Look through the records below and give the number of lines holding the string "subtitle", nothing more.

---- EXTRACTED INFORMATION

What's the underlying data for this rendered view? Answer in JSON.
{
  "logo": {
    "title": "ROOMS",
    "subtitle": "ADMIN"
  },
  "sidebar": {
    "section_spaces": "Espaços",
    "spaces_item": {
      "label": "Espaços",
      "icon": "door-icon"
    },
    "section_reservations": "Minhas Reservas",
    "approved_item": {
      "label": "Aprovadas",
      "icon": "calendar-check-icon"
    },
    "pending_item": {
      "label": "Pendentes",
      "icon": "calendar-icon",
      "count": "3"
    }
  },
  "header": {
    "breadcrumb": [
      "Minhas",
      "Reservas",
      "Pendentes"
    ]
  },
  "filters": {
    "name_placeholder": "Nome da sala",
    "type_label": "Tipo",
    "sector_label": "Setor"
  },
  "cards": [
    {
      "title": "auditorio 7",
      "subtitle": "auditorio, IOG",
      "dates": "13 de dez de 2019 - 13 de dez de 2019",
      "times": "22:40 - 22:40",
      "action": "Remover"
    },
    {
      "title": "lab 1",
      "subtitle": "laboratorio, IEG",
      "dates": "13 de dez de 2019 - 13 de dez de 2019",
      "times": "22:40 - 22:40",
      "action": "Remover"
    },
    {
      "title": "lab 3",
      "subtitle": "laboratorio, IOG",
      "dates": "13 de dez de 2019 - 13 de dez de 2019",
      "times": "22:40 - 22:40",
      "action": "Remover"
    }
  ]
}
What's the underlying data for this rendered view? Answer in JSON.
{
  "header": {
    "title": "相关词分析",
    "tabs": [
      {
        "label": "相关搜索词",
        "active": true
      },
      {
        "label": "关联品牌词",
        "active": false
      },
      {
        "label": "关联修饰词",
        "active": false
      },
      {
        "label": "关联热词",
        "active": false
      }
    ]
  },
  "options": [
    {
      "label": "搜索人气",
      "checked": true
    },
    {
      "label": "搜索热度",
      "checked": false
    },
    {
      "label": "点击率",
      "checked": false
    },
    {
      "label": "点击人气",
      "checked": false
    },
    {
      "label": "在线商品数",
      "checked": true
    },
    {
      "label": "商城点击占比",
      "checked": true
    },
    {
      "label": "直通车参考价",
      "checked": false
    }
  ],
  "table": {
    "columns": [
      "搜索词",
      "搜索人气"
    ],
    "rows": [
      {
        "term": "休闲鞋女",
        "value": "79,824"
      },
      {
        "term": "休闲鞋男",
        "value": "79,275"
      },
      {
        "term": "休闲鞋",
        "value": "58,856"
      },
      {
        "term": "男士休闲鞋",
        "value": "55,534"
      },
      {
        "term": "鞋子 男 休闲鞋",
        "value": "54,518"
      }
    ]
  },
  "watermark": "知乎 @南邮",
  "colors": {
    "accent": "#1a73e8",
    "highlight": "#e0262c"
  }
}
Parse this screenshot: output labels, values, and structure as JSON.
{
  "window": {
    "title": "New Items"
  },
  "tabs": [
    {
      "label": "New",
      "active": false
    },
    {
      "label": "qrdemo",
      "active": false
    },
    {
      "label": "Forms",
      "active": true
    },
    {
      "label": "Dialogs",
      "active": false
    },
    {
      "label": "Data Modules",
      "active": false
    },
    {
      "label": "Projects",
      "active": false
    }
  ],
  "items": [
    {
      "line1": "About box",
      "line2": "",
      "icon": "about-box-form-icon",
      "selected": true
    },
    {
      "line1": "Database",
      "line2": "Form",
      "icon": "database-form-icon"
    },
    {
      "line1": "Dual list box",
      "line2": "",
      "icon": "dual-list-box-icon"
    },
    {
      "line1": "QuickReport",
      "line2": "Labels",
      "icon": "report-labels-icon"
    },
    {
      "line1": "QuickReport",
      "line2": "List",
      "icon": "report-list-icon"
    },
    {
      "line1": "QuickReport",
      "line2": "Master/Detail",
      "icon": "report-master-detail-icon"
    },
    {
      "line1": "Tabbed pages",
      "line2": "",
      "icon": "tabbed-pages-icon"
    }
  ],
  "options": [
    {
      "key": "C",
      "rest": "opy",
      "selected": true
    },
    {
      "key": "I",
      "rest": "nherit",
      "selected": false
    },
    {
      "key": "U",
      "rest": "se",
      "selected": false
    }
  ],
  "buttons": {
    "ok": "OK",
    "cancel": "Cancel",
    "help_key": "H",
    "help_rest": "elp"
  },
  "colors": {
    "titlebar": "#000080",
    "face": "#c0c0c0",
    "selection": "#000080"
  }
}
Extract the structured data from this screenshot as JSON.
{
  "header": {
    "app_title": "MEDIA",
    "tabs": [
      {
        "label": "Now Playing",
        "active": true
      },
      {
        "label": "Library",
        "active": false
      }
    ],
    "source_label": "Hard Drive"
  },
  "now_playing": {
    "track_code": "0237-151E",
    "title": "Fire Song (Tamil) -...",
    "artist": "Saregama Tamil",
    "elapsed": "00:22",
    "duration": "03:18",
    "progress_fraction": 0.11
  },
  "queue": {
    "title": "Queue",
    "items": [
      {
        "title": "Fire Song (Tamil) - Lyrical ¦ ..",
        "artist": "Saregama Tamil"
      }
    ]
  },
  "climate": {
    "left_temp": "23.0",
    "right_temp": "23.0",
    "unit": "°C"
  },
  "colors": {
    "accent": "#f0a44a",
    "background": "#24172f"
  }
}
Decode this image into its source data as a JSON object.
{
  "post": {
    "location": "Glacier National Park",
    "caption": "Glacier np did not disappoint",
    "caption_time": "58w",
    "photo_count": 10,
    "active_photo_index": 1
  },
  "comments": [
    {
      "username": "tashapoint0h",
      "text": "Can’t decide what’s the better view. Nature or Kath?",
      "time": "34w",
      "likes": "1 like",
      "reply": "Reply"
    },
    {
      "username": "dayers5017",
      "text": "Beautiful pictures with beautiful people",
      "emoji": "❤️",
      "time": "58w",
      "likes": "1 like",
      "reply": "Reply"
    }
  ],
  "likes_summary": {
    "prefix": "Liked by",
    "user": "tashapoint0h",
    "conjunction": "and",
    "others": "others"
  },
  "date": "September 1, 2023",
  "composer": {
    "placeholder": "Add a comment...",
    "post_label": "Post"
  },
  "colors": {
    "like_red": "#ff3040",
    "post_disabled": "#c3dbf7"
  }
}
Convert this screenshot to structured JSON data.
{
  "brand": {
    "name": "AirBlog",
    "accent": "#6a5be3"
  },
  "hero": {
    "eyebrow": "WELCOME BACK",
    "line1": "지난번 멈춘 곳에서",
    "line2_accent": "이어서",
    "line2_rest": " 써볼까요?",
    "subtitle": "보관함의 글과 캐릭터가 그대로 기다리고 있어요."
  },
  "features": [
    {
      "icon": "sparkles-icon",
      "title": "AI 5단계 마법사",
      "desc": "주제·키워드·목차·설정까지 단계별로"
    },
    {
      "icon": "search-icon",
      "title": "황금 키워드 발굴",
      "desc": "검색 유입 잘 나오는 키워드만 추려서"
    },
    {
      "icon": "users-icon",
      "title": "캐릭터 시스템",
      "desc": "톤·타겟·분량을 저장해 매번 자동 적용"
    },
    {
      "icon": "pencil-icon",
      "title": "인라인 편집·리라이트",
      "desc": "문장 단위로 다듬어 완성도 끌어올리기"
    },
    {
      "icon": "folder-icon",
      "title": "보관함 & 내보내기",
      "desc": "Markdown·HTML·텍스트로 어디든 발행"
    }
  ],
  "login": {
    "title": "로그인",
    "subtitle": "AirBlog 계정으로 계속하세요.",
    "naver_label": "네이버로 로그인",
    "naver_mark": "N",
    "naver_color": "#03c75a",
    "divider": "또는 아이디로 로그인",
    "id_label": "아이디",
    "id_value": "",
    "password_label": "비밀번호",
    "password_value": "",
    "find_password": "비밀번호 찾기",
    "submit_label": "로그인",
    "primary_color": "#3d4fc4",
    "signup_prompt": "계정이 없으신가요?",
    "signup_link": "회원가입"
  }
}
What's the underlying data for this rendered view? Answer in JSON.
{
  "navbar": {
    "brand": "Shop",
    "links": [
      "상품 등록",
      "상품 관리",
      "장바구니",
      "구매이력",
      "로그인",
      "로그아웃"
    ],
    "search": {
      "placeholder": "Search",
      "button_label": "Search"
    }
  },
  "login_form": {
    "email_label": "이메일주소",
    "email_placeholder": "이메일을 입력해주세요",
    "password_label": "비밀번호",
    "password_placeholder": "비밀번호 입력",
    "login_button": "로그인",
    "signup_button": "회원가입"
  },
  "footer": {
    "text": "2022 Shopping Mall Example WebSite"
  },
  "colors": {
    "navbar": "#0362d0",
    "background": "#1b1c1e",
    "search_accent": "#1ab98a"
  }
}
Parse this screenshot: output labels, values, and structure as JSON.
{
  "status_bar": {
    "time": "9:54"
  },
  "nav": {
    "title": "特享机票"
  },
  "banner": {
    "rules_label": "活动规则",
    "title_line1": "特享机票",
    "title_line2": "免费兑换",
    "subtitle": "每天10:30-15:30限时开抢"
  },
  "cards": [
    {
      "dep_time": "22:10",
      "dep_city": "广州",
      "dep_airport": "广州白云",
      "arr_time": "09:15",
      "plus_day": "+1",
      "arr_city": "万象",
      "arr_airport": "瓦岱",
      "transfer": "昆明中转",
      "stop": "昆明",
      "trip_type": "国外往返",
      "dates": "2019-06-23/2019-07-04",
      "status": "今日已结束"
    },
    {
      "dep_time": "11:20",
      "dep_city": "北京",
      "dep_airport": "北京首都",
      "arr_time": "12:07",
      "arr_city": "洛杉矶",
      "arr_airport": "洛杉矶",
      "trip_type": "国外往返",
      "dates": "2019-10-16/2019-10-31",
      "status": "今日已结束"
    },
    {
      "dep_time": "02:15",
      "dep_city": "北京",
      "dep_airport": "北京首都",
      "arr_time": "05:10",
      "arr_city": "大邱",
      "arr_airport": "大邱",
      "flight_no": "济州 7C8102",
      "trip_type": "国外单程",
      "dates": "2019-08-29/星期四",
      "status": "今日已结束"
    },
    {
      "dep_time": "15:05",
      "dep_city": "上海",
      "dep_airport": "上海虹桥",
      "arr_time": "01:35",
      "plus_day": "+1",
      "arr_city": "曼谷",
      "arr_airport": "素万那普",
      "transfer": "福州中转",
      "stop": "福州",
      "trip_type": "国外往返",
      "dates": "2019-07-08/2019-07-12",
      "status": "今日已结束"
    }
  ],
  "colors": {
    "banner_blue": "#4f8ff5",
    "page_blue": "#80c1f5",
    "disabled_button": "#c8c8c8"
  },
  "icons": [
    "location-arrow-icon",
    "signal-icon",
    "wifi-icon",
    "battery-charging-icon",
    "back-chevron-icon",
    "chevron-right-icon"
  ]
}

--------

**EXPECTED OUTPUT**
7